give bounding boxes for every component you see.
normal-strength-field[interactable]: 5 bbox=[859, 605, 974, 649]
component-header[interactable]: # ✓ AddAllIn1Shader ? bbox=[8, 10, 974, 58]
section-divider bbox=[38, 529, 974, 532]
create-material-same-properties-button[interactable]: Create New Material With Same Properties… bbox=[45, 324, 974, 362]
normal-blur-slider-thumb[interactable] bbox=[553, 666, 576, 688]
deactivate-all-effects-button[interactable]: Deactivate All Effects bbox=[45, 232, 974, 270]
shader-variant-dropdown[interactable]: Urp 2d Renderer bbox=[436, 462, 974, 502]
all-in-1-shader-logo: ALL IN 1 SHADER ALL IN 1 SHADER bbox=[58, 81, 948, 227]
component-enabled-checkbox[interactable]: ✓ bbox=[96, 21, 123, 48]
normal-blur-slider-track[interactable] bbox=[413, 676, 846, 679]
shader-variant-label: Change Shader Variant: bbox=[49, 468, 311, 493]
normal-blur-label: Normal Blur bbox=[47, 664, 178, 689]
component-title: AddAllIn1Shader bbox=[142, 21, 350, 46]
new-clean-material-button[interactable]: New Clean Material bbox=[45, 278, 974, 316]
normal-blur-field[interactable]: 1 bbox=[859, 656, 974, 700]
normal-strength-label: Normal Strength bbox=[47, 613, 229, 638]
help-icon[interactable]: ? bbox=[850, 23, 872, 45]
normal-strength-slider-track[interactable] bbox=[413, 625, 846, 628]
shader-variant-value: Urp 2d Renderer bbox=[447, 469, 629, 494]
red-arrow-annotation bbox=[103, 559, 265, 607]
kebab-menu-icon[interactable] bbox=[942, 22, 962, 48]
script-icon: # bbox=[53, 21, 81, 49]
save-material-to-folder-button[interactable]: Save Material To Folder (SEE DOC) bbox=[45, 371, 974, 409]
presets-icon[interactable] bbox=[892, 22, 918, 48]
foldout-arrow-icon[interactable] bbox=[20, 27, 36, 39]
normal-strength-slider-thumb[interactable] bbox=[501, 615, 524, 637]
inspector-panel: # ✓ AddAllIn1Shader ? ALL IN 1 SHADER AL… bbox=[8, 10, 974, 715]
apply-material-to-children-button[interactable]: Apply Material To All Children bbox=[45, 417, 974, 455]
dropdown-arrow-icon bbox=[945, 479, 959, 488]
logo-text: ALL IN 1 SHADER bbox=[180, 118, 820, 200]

****************

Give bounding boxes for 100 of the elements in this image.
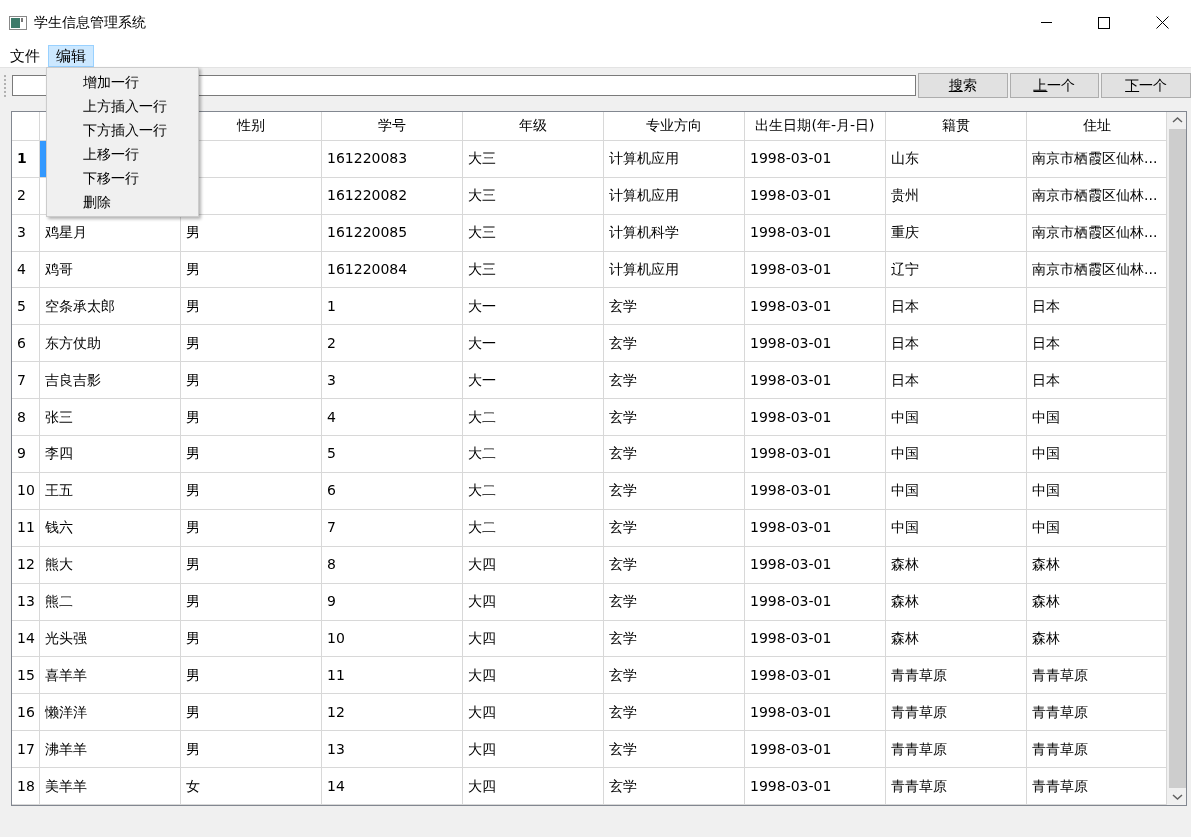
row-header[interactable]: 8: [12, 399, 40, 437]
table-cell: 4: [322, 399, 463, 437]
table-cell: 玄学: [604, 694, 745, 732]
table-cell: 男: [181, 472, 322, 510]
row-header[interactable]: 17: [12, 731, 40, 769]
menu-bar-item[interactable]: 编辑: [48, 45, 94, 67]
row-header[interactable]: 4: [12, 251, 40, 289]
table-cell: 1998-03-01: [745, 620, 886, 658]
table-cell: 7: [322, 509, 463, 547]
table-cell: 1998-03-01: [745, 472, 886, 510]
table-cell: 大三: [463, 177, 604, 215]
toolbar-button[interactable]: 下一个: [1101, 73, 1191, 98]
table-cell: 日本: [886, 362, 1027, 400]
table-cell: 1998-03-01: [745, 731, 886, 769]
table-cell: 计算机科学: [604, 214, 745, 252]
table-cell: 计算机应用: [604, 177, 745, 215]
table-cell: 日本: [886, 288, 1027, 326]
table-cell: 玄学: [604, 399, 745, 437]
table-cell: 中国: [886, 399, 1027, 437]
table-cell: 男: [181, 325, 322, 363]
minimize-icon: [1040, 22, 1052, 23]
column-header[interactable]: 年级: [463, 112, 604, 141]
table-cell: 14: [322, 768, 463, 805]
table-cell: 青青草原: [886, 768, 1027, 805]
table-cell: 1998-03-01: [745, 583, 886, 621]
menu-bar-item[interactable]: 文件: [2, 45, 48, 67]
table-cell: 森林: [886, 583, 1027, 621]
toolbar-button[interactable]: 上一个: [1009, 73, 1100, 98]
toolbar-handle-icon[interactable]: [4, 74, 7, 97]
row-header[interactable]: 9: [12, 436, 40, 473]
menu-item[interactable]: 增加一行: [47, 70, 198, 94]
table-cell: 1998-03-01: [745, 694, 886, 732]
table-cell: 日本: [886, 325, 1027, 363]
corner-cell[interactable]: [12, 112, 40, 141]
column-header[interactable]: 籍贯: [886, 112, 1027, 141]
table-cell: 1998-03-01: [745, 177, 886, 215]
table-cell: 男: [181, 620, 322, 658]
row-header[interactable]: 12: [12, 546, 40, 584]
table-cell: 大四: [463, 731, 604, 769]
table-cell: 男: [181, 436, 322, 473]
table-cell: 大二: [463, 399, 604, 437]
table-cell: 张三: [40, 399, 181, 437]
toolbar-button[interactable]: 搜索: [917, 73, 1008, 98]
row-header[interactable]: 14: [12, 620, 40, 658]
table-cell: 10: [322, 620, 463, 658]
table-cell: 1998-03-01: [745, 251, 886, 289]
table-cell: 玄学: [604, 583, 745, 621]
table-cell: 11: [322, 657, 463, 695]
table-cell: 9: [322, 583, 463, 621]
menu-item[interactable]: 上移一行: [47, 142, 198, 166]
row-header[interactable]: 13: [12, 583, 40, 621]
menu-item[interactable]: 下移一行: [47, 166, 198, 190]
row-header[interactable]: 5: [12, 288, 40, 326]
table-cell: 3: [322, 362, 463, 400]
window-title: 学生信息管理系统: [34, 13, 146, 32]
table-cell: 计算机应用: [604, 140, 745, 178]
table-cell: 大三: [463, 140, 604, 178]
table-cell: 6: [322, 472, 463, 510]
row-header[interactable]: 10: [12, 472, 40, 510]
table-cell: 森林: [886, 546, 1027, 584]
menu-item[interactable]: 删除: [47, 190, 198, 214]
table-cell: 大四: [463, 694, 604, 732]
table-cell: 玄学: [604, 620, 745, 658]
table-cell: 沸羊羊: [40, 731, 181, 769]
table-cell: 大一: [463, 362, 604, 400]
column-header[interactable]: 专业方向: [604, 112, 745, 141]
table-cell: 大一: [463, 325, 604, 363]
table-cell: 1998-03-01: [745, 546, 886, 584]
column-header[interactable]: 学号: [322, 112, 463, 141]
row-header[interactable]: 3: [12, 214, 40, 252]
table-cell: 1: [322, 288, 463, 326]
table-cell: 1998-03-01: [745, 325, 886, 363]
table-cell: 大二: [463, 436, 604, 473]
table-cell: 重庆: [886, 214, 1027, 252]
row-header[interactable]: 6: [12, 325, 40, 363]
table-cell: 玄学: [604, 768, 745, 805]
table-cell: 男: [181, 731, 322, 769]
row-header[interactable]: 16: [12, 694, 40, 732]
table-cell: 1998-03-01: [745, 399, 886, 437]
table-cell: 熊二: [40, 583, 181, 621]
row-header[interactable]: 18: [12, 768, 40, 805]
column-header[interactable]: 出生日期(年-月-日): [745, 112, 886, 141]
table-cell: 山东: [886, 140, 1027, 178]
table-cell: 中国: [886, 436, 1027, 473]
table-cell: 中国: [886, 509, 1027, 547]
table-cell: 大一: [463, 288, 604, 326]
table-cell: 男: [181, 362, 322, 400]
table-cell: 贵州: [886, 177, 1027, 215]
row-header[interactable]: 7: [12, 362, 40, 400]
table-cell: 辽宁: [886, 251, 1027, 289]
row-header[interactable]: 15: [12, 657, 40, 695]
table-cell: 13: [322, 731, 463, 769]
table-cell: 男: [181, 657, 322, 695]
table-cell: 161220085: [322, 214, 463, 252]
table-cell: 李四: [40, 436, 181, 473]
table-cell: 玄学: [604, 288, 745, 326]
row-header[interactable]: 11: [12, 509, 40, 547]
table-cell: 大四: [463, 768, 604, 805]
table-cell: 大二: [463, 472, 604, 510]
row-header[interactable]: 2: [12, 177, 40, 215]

****************

■ WHAT TO WORK ON
Rewrite the items starting at the line containing "give bounding boxes for every" and ending at the line containing "section-divider bbox=[38, 529, 974, 532]", with "normal-strength-field" changed to "normal-intensity-field" and nothing else altered.

■ EXPECTED ANSWER
give bounding boxes for every component you see.
normal-intensity-field[interactable]: 5 bbox=[859, 605, 974, 649]
component-header[interactable]: # ✓ AddAllIn1Shader ? bbox=[8, 10, 974, 58]
section-divider bbox=[38, 529, 974, 532]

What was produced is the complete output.